--- Start of RAW DATA ---

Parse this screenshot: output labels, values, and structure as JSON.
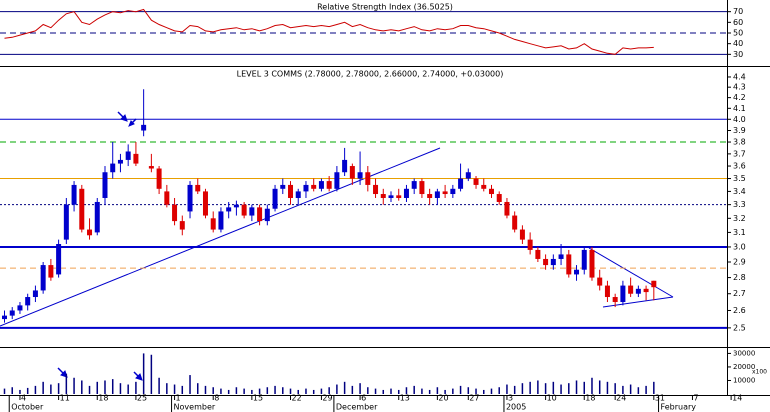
{
  "chart_data": [
    {
      "type": "line",
      "title": "Relative Strength Index (36.5025)",
      "color": "#cc0000",
      "ylim": [
        20,
        80
      ],
      "yticks": [
        30,
        40,
        50,
        60,
        70
      ],
      "levels": [
        {
          "value": 70,
          "color": "#000080",
          "style": "solid",
          "width": 1
        },
        {
          "value": 50,
          "color": "#000080",
          "style": "dashed",
          "width": 1
        },
        {
          "value": 30,
          "color": "#000080",
          "style": "solid",
          "width": 1
        }
      ],
      "values": [
        45,
        46,
        48,
        50,
        52,
        58,
        55,
        62,
        68,
        70,
        60,
        58,
        63,
        67,
        70,
        69,
        71,
        70,
        72,
        62,
        58,
        55,
        52,
        51,
        57,
        56,
        52,
        51,
        53,
        54,
        55,
        53,
        54,
        52,
        54,
        57,
        58,
        55,
        56,
        57,
        56,
        57,
        56,
        58,
        60,
        56,
        58,
        55,
        53,
        52,
        53,
        52,
        54,
        56,
        53,
        52,
        54,
        53,
        54,
        57,
        57,
        55,
        54,
        52,
        50,
        47,
        44,
        42,
        40,
        38,
        36,
        37,
        38,
        35,
        36,
        40,
        35,
        33,
        31,
        30,
        36,
        35,
        36,
        36,
        36.5,
        null,
        null,
        null,
        null,
        null,
        null,
        null,
        null,
        null,
        null
      ]
    },
    {
      "type": "candlestick",
      "title": "LEVEL 3 COMMS (2.78000, 2.78000, 2.66000, 2.74000, +0.03000)",
      "log_scale": true,
      "ylim": [
        2.4,
        4.5
      ],
      "up_color": "#0000cc",
      "down_color": "#dd0000",
      "yticks": [
        2.5,
        2.6,
        2.7,
        2.8,
        2.9,
        {
          "value": 3,
          "label": "3.0"
        },
        3.1,
        3.2,
        3.3,
        3.4,
        3.5,
        3.6,
        3.7,
        3.8,
        3.9,
        {
          "value": 4,
          "label": "4.0"
        },
        4.1,
        4.2,
        4.3,
        4.4
      ],
      "levels": [
        {
          "value": 4.0,
          "color": "#0000cc",
          "style": "solid",
          "width": 1
        },
        {
          "value": 3.8,
          "color": "#00aa00",
          "style": "dashed",
          "width": 1
        },
        {
          "value": 3.5,
          "color": "#e8a000",
          "style": "solid",
          "width": 1
        },
        {
          "value": 3.3,
          "color": "#000080",
          "style": "dotted",
          "width": 1
        },
        {
          "value": 3.0,
          "color": "#0000cc",
          "style": "solid",
          "width": 2
        },
        {
          "value": 2.86,
          "color": "#f0a050",
          "style": "dashed",
          "width": 1
        },
        {
          "value": 2.5,
          "color": "#0000cc",
          "style": "solid",
          "width": 2
        }
      ],
      "open": [
        2.55,
        2.57,
        2.6,
        2.63,
        2.68,
        2.72,
        2.88,
        2.82,
        3.05,
        3.3,
        3.42,
        3.12,
        3.1,
        3.35,
        3.55,
        3.62,
        3.65,
        3.7,
        3.9,
        3.6,
        3.58,
        3.4,
        3.3,
        3.18,
        3.25,
        3.45,
        3.4,
        3.2,
        3.12,
        3.25,
        3.28,
        3.3,
        3.22,
        3.28,
        3.18,
        3.27,
        3.42,
        3.45,
        3.35,
        3.4,
        3.45,
        3.42,
        3.48,
        3.42,
        3.55,
        3.6,
        3.5,
        3.55,
        3.45,
        3.38,
        3.35,
        3.37,
        3.35,
        3.42,
        3.48,
        3.38,
        3.35,
        3.4,
        3.38,
        3.42,
        3.5,
        3.5,
        3.45,
        3.42,
        3.38,
        3.32,
        3.22,
        3.12,
        3.05,
        2.98,
        2.92,
        2.88,
        2.92,
        2.95,
        2.82,
        2.85,
        2.98,
        2.8,
        2.75,
        2.68,
        2.65,
        2.75,
        2.7,
        2.73,
        2.78,
        null,
        null,
        null,
        null,
        null,
        null,
        null,
        null,
        null,
        null
      ],
      "high": [
        2.6,
        2.62,
        2.65,
        2.7,
        2.75,
        2.9,
        2.92,
        3.05,
        3.35,
        3.48,
        3.45,
        3.2,
        3.35,
        3.6,
        3.8,
        3.7,
        3.78,
        3.8,
        4.28,
        3.7,
        3.6,
        3.45,
        3.35,
        3.22,
        3.48,
        3.5,
        3.42,
        3.25,
        3.28,
        3.32,
        3.33,
        3.32,
        3.3,
        3.3,
        3.3,
        3.45,
        3.5,
        3.48,
        3.42,
        3.48,
        3.5,
        3.5,
        3.52,
        3.6,
        3.75,
        3.62,
        3.72,
        3.6,
        3.5,
        3.42,
        3.4,
        3.42,
        3.45,
        3.5,
        3.5,
        3.42,
        3.42,
        3.45,
        3.45,
        3.62,
        3.58,
        3.52,
        3.5,
        3.45,
        3.4,
        3.35,
        3.25,
        3.15,
        3.1,
        3.0,
        2.95,
        2.95,
        3.02,
        2.98,
        2.88,
        3.0,
        3.0,
        2.85,
        2.78,
        2.7,
        2.78,
        2.8,
        2.75,
        2.75,
        2.78,
        null,
        null,
        null,
        null,
        null,
        null,
        null,
        null,
        null,
        null
      ],
      "low": [
        2.53,
        2.55,
        2.58,
        2.6,
        2.65,
        2.7,
        2.78,
        2.8,
        3.02,
        3.25,
        3.1,
        3.05,
        3.08,
        3.3,
        3.5,
        3.55,
        3.6,
        3.6,
        3.85,
        3.55,
        3.38,
        3.28,
        3.15,
        3.08,
        3.2,
        3.38,
        3.2,
        3.1,
        3.1,
        3.2,
        3.22,
        3.2,
        3.18,
        3.15,
        3.15,
        3.25,
        3.38,
        3.3,
        3.3,
        3.35,
        3.4,
        3.4,
        3.4,
        3.4,
        3.52,
        3.45,
        3.45,
        3.4,
        3.35,
        3.3,
        3.32,
        3.33,
        3.32,
        3.38,
        3.35,
        3.3,
        3.3,
        3.35,
        3.35,
        3.4,
        3.48,
        3.42,
        3.4,
        3.35,
        3.3,
        3.2,
        3.1,
        3.02,
        2.95,
        2.9,
        2.85,
        2.85,
        2.88,
        2.8,
        2.78,
        2.82,
        2.78,
        2.72,
        2.65,
        2.62,
        2.63,
        2.68,
        2.68,
        2.66,
        2.66,
        null,
        null,
        null,
        null,
        null,
        null,
        null,
        null,
        null,
        null
      ],
      "close": [
        2.57,
        2.6,
        2.63,
        2.68,
        2.72,
        2.88,
        2.8,
        3.02,
        3.3,
        3.45,
        3.12,
        3.08,
        3.32,
        3.55,
        3.62,
        3.65,
        3.72,
        3.62,
        3.95,
        3.58,
        3.42,
        3.3,
        3.18,
        3.12,
        3.45,
        3.4,
        3.22,
        3.12,
        3.25,
        3.28,
        3.3,
        3.22,
        3.28,
        3.18,
        3.27,
        3.42,
        3.45,
        3.35,
        3.4,
        3.45,
        3.42,
        3.48,
        3.42,
        3.55,
        3.65,
        3.5,
        3.55,
        3.45,
        3.38,
        3.35,
        3.37,
        3.35,
        3.42,
        3.48,
        3.38,
        3.35,
        3.4,
        3.38,
        3.42,
        3.5,
        3.55,
        3.45,
        3.42,
        3.38,
        3.32,
        3.22,
        3.12,
        3.05,
        2.98,
        2.92,
        2.88,
        2.92,
        2.95,
        2.82,
        2.85,
        2.98,
        2.8,
        2.75,
        2.68,
        2.65,
        2.75,
        2.7,
        2.73,
        2.71,
        2.74,
        null,
        null,
        null,
        null,
        null,
        null,
        null,
        null,
        null,
        null
      ]
    },
    {
      "type": "bar",
      "color": "#000080",
      "unit_label": "x100",
      "ylim": [
        0,
        34000
      ],
      "yticks": [
        10000,
        20000,
        30000
      ],
      "values": [
        4000,
        5000,
        3000,
        4500,
        6000,
        9000,
        7000,
        8000,
        15000,
        12000,
        10000,
        6000,
        9000,
        10000,
        11000,
        8000,
        7000,
        9000,
        30000,
        29000,
        12000,
        8000,
        7000,
        6000,
        14000,
        8000,
        6000,
        5000,
        4000,
        3000,
        5000,
        4000,
        3000,
        4000,
        5000,
        6000,
        5000,
        4000,
        3000,
        4000,
        3000,
        4000,
        5000,
        7000,
        9000,
        6000,
        8000,
        5000,
        4000,
        3000,
        4000,
        3000,
        5000,
        6000,
        4000,
        3000,
        5000,
        3000,
        4000,
        6000,
        5000,
        4000,
        3000,
        4000,
        5000,
        7000,
        6000,
        8000,
        9000,
        10000,
        8000,
        9000,
        7000,
        8000,
        10000,
        9000,
        12000,
        10000,
        9000,
        8000,
        6000,
        7000,
        5000,
        6000,
        9000,
        null,
        null,
        null,
        null,
        null,
        null,
        null,
        null,
        null,
        null
      ],
      "categories": [
        null,
        null,
        "4",
        null,
        null,
        null,
        null,
        "11",
        null,
        null,
        null,
        null,
        "18",
        null,
        null,
        null,
        null,
        "25",
        null,
        null,
        null,
        null,
        "1",
        null,
        null,
        null,
        null,
        "8",
        null,
        null,
        null,
        null,
        "15",
        null,
        null,
        null,
        null,
        "22",
        null,
        null,
        null,
        "29",
        null,
        null,
        null,
        null,
        "6",
        null,
        null,
        null,
        null,
        "13",
        null,
        null,
        null,
        null,
        "20",
        null,
        null,
        null,
        "27",
        null,
        null,
        null,
        null,
        "3",
        null,
        null,
        null,
        null,
        "10",
        null,
        null,
        null,
        null,
        "18",
        null,
        null,
        null,
        "24",
        null,
        null,
        null,
        null,
        "31",
        null,
        null,
        null,
        null,
        "7",
        null,
        null,
        null,
        null,
        "14"
      ],
      "periods": [
        "October",
        "November",
        "December",
        "2005",
        "February"
      ]
    }
  ]
}
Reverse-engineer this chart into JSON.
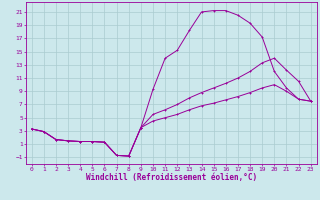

--- End of RAW DATA ---

# GIVEN PROBLEM
Isolate the lines above that contain the word "type" and copy them.

# FULL SOLUTION
      "type": "line",
      "type": "candlestick",
      "type": "bar",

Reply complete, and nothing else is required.